Return all lines with the word "selected" in them.

**** RECORDS SUPPLIED ****

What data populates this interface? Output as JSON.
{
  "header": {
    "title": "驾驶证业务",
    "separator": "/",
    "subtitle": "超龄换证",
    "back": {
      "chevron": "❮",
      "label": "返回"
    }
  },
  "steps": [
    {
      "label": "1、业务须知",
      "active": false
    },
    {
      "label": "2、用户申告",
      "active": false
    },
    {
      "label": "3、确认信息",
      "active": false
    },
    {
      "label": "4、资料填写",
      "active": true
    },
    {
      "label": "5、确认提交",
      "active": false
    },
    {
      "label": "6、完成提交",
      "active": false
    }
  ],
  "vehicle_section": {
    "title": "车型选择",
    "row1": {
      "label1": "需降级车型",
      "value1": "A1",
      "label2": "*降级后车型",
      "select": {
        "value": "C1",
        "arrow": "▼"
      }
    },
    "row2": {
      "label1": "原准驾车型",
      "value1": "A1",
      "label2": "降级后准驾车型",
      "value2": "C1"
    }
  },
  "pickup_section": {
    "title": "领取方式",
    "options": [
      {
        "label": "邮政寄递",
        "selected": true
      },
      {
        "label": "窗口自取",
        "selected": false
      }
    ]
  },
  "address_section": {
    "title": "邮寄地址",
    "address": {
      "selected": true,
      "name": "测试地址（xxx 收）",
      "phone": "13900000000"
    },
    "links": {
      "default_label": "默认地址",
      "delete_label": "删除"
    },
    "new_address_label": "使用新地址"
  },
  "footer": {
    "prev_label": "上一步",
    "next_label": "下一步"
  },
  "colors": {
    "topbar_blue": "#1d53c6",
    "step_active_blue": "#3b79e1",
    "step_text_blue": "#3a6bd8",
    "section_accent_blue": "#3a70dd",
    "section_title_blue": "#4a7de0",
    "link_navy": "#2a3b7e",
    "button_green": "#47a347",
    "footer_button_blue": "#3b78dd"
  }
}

****

• [SOLUTION FOR THIS TASK]:
        "selected": true
        "selected": false
      "selected": true,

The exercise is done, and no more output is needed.